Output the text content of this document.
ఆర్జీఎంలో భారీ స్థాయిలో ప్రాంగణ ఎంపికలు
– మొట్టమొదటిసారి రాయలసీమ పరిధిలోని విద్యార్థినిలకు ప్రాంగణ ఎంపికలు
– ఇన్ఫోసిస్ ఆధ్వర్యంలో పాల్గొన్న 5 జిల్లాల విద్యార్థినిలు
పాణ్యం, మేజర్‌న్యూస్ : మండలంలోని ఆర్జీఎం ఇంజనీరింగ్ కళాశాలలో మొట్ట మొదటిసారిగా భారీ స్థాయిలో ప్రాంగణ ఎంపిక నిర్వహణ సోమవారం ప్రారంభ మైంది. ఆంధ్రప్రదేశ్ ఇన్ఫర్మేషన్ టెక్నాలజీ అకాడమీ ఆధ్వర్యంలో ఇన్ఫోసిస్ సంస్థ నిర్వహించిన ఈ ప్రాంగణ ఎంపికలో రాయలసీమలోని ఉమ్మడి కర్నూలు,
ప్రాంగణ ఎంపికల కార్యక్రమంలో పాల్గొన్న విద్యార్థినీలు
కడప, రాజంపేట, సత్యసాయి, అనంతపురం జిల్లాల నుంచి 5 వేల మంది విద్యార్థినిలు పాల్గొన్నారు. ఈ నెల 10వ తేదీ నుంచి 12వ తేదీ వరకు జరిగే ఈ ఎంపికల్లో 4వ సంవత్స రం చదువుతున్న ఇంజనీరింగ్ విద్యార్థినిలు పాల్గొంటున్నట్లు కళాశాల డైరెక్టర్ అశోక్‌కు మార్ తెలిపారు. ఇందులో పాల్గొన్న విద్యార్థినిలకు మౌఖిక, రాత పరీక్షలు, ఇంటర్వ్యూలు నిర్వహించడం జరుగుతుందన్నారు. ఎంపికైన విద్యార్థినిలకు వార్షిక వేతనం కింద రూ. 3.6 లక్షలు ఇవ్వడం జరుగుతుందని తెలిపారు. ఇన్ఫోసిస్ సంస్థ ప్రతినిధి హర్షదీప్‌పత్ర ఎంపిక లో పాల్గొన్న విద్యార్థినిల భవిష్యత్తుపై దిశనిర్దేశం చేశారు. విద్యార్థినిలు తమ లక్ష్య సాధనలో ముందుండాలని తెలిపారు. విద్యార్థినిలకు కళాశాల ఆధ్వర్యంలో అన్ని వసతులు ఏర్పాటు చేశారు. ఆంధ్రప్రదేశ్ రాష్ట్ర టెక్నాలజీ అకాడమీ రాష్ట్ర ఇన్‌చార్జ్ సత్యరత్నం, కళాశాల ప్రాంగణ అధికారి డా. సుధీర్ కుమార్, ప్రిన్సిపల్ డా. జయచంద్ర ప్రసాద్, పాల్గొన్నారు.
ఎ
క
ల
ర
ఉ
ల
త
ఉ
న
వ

────────────────

§ WHAT THE EXERCISE ASKS: Your task is to retype all of the records exactly.

§ OUTPUT:
Output the text content of this document.
ఆర్జీఎంలో భారీ స్థాయిలో ప్రాంగణ ఎంపికలు
– మొట్టమొదటిసారి రాయలసీమ పరిధిలోని విద్యార్థినిలకు ప్రాంగణ ఎంపికలు
– ఇన్ఫోసిస్ ఆధ్వర్యంలో పాల్గొన్న 5 జిల్లాల విద్యార్థినిలు
పాణ్యం, మేజర్‌న్యూస్ : మండలంలోని ఆర్జీఎం ఇంజనీరింగ్ కళాశాలలో మొట్ట మొదటిసారిగా భారీ స్థాయిలో ప్రాంగణ ఎంపిక నిర్వహణ సోమవారం ప్రారంభ మైంది. ఆంధ్రప్రదేశ్ ఇన్ఫర్మేషన్ టెక్నాలజీ అకాడమీ ఆధ్వర్యంలో ఇన్ఫోసిస్ సంస్థ నిర్వహించిన ఈ ప్రాంగణ ఎంపికలో రాయలసీమలోని ఉమ్మడి కర్నూలు,
ప్రాంగణ ఎంపికల కార్యక్రమంలో పాల్గొన్న విద్యార్థినీలు
కడప, రాజంపేట, సత్యసాయి, అనంతపురం జిల్లాల నుంచి 5 వేల మంది విద్యార్థినిలు పాల్గొన్నారు. ఈ నెల 10వ తేదీ నుంచి 12వ తేదీ వరకు జరిగే ఈ ఎంపికల్లో 4వ సంవత్స రం చదువుతున్న ఇంజనీరింగ్ విద్యార్థినిలు పాల్గొంటున్నట్లు కళాశాల డైరెక్టర్ అశోక్‌కు మార్ తెలిపారు. ఇందులో పాల్గొన్న విద్యార్థినిలకు మౌఖిక, రాత పరీక్షలు, ఇంటర్వ్యూలు నిర్వహించడం జరుగుతుందన్నారు. ఎంపికైన విద్యార్థినిలకు వార్షిక వేతనం కింద రూ. 3.6 లక్షలు ఇవ్వడం జరుగుతుందని తెలిపారు. ఇన్ఫోసిస్ సంస్థ ప్రతినిధి హర్షదీప్‌పత్ర ఎంపిక లో పాల్గొన్న విద్యార్థినిల భవిష్యత్తుపై దిశనిర్దేశం చేశారు. విద్యార్థినిలు తమ లక్ష్య సాధనలో ముందుండాలని తెలిపారు. విద్యార్థినిలకు కళాశాల ఆధ్వర్యంలో అన్ని వసతులు ఏర్పాటు చేశారు. ఆంధ్రప్రదేశ్ రాష్ట్ర టెక్నాలజీ అకాడమీ రాష్ట్ర ఇన్‌చార్జ్ సత్యరత్నం, కళాశాల ప్రాంగణ అధికారి డా. సుధీర్ కుమార్, ప్రిన్సిపల్ డా. జయచంద్ర ప్రసాద్, పాల్గొన్నారు.
ఎ
క
ల
ర
ఉ
ల
త
ఉ
న
వ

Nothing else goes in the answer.